Wherever the word "their" appears in the entries, copy the whole line.

Data entries
---------------
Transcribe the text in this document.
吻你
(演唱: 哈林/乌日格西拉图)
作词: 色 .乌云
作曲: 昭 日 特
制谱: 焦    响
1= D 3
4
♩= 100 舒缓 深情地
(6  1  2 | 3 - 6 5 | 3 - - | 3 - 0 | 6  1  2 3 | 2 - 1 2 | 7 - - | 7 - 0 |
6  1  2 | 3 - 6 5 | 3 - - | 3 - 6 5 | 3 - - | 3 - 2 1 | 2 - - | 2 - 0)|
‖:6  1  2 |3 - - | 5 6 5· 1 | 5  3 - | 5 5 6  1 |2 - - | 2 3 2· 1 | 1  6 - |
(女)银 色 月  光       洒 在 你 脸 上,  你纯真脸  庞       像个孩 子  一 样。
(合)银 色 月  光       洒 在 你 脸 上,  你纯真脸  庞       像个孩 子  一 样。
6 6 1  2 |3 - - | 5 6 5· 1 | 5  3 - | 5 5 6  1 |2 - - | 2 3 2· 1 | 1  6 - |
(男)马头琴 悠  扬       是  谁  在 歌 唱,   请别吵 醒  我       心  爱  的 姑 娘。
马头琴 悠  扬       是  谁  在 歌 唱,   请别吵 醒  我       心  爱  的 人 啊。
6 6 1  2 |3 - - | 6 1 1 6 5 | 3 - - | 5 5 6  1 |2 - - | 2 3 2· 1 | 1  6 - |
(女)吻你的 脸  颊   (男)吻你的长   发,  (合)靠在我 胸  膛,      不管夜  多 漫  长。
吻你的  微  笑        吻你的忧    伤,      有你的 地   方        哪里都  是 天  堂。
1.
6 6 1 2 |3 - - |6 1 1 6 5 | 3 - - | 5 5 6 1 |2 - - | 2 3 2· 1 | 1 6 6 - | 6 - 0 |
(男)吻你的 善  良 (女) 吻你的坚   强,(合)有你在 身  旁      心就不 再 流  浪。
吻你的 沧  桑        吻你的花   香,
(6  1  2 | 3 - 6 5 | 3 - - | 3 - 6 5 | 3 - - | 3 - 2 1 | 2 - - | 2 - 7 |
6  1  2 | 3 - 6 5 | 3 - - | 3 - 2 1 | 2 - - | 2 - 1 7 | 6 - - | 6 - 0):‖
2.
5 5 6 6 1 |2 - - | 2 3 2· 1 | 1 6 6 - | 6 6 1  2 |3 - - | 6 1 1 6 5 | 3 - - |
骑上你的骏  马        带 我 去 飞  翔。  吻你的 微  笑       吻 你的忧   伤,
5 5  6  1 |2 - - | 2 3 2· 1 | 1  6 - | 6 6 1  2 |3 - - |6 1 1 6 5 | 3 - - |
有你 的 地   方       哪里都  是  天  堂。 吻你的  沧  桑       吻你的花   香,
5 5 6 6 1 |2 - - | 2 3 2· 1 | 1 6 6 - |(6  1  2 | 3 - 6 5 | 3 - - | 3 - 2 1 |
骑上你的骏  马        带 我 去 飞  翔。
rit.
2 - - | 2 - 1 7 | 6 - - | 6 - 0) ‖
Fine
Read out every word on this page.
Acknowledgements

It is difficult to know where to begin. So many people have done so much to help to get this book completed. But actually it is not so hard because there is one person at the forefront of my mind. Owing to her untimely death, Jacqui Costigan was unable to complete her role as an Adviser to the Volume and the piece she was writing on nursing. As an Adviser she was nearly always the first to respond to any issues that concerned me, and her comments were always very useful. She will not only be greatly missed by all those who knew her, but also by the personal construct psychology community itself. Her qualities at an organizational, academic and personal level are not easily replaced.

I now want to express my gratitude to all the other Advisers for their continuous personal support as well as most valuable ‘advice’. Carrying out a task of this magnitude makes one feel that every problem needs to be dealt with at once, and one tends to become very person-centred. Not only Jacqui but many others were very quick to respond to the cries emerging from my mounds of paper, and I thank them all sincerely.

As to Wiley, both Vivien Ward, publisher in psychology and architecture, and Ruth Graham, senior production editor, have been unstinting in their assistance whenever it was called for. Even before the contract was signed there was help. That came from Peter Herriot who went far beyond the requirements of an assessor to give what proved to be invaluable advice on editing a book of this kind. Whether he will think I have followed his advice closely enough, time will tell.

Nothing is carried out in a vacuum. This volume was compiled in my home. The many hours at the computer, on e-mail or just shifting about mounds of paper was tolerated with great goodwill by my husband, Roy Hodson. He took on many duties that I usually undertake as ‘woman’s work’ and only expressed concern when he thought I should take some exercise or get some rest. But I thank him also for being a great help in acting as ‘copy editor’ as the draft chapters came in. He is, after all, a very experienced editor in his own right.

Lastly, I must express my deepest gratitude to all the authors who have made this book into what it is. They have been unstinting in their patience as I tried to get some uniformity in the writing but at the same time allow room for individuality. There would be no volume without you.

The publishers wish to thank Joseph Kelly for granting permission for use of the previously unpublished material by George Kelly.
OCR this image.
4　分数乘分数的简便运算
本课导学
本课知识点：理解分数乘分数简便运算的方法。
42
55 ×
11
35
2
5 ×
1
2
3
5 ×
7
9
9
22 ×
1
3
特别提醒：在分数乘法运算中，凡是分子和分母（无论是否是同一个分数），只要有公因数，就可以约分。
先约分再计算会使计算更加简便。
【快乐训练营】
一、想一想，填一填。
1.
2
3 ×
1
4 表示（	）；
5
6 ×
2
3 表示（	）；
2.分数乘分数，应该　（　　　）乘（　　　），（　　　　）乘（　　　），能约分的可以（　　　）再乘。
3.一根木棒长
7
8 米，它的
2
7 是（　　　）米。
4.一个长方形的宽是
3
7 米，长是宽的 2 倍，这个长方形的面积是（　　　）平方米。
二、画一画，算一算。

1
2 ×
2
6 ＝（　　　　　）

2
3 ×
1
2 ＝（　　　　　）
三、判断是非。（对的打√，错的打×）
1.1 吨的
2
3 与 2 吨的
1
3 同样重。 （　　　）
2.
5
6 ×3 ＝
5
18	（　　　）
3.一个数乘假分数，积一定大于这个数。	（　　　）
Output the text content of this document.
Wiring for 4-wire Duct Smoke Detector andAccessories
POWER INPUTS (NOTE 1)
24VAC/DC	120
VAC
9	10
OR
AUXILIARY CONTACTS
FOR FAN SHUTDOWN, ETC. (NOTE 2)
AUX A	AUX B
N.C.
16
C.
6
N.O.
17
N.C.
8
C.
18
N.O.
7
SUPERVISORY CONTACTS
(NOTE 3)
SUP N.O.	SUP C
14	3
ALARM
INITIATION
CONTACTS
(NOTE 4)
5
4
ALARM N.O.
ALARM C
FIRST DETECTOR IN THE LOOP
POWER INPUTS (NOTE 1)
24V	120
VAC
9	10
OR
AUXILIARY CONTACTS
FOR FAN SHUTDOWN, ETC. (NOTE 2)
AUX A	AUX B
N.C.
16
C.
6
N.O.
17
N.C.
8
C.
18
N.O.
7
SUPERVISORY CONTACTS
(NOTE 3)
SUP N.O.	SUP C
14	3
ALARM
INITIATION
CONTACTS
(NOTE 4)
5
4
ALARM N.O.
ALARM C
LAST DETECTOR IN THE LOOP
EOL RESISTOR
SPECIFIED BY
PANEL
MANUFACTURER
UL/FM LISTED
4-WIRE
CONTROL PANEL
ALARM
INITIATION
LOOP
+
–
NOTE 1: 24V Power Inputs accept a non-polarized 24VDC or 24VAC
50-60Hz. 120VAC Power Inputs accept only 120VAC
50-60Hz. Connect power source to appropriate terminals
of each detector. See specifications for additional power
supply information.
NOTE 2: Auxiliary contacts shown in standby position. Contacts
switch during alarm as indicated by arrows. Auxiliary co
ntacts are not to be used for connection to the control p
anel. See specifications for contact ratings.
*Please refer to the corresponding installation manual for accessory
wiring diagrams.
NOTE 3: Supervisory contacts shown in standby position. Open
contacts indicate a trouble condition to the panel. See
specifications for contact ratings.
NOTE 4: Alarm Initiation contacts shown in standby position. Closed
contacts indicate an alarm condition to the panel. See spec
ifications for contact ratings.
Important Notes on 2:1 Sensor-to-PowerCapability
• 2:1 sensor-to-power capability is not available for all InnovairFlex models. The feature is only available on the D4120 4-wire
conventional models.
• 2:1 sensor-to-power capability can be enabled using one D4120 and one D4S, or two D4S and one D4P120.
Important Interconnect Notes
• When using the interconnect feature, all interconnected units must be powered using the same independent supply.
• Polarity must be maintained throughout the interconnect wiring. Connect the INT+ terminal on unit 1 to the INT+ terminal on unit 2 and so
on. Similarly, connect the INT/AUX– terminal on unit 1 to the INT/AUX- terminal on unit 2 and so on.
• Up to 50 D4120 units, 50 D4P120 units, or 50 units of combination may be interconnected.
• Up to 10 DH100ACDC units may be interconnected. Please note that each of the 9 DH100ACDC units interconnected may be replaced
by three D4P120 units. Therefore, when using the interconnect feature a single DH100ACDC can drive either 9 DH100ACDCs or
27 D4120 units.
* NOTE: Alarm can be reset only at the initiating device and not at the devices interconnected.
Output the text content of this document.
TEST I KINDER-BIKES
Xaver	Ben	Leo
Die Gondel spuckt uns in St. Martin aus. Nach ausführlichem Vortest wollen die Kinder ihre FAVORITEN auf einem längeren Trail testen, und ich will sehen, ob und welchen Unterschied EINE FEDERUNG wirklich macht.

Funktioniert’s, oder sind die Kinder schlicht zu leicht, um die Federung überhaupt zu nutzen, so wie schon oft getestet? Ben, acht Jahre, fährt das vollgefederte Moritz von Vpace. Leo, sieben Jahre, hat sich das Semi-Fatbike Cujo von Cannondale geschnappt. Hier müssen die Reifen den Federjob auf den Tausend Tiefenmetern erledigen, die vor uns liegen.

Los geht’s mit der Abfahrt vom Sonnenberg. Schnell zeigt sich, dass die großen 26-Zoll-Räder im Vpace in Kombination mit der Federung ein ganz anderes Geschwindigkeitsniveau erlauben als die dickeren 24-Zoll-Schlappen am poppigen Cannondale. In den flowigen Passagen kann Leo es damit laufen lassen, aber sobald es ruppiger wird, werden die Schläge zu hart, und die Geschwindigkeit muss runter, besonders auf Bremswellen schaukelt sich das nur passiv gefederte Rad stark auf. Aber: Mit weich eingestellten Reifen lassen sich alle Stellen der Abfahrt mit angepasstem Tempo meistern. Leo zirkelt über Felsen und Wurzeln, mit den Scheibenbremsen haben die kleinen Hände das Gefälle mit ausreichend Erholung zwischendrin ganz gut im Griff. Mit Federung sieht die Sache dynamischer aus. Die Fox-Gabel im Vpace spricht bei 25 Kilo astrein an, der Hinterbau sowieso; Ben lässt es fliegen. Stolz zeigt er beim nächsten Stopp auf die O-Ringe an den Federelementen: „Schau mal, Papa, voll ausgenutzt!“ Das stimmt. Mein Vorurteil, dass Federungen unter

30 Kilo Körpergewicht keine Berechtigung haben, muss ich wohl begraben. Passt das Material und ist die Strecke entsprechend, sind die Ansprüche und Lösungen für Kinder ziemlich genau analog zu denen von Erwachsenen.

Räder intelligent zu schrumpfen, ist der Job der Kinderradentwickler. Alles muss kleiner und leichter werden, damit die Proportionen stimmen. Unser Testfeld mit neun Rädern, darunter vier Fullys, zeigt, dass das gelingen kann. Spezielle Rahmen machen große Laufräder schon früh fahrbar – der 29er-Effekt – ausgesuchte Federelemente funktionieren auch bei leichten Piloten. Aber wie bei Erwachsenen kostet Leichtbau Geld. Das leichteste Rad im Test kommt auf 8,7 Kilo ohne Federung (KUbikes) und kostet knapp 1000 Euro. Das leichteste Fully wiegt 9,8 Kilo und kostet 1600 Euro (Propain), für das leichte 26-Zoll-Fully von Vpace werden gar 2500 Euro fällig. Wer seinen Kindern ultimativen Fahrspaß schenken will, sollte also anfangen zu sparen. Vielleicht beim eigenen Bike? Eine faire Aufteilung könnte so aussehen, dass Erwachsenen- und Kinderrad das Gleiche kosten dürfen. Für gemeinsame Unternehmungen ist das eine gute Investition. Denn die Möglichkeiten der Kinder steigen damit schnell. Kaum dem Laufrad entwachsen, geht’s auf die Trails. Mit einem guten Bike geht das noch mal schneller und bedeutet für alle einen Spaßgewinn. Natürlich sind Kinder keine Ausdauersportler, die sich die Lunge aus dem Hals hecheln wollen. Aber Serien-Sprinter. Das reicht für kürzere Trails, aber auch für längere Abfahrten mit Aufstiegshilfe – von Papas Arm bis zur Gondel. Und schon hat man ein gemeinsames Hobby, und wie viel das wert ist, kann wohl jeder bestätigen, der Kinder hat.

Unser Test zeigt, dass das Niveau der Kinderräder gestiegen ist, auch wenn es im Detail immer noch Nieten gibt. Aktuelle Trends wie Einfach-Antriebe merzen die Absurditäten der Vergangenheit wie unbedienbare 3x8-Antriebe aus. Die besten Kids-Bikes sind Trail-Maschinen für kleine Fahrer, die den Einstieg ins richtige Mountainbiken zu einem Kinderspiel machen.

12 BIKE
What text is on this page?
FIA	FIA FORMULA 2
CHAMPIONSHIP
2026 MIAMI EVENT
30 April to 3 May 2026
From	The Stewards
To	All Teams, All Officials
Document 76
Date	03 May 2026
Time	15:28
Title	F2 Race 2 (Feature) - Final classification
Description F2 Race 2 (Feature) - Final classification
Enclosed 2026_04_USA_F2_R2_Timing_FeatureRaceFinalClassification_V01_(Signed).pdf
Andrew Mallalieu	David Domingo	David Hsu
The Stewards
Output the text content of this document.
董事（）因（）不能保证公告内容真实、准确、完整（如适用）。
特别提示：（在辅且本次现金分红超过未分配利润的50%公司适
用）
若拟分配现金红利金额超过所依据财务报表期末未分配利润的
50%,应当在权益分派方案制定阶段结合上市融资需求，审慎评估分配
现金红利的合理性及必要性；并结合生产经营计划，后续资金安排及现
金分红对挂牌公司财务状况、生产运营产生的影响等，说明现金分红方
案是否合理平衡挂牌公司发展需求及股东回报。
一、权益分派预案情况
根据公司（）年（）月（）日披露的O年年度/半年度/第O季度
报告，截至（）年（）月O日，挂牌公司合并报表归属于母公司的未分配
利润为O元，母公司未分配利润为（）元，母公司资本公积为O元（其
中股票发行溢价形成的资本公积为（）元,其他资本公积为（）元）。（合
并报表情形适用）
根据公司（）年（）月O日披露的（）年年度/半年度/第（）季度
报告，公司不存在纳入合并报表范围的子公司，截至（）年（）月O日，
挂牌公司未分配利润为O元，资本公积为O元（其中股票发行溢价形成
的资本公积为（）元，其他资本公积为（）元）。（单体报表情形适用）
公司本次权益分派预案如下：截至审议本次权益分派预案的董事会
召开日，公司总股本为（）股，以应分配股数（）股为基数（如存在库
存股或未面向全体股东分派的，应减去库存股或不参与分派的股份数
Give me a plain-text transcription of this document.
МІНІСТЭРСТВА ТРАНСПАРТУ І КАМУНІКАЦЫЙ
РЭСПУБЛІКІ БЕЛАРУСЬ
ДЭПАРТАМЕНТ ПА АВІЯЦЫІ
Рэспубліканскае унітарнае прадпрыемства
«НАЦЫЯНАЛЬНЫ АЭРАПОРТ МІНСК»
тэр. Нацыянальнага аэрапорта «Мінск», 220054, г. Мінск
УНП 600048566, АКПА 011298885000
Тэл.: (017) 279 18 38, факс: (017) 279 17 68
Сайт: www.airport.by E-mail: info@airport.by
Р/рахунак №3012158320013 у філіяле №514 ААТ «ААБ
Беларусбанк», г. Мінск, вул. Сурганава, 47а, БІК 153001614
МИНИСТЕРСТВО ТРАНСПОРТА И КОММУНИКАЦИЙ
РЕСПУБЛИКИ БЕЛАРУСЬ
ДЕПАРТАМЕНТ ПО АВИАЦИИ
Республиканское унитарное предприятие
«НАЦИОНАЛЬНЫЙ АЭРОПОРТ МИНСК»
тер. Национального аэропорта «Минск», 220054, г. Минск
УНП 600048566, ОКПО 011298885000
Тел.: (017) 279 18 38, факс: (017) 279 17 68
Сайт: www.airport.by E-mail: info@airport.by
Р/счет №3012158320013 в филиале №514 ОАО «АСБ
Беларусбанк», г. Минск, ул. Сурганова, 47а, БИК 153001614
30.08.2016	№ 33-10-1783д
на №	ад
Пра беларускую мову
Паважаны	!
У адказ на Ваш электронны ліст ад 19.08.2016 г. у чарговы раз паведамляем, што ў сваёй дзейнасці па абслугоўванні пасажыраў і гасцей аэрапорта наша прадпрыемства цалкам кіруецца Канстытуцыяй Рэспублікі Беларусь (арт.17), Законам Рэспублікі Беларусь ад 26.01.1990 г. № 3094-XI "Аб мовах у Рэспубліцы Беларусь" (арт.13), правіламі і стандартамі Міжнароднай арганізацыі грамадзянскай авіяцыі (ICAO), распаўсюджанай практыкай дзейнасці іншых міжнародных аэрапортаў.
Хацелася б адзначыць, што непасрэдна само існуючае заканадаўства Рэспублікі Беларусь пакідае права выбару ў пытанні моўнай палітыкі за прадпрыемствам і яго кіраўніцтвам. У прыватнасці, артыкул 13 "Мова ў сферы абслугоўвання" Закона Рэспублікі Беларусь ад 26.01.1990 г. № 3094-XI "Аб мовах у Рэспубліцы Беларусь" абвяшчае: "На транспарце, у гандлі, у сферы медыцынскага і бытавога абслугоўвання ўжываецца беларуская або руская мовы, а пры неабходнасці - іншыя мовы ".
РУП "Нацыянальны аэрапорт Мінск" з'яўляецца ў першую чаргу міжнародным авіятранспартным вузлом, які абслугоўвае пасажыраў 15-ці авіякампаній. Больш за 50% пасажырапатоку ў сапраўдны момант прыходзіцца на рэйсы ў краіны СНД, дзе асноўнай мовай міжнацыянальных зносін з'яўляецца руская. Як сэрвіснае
---------------
• Exercise output:
I now want to express my gratitude to all the other Advisers for their continuous personal support as well as most valuable ‘advice’. Carrying out a task of this magnitude makes one feel that every problem needs to be dealt with at once, and one tends to become very person-centred. Not only Jacqui but many others were very quick to respond to the cries emerging from my mounds of paper, and I thank them all sincerely.
As to Wiley, both Vivien Ward, publisher in psychology and architecture, and Ruth Graham, senior production editor, have been unstinting in their assistance whenever it was called for. Even before the contract was signed there was help. That came from Peter Herriot who went far beyond the requirements of an assessor to give what proved to be invaluable advice on editing a book of this kind. Whether he will think I have followed his advice closely enough, time will tell.
Lastly, I must express my deepest gratitude to all the authors who have made this book into what it is. They have been unstinting in their patience as I tried to get some uniformity in the writing but at the same time allow room for individuality. There would be no volume without you.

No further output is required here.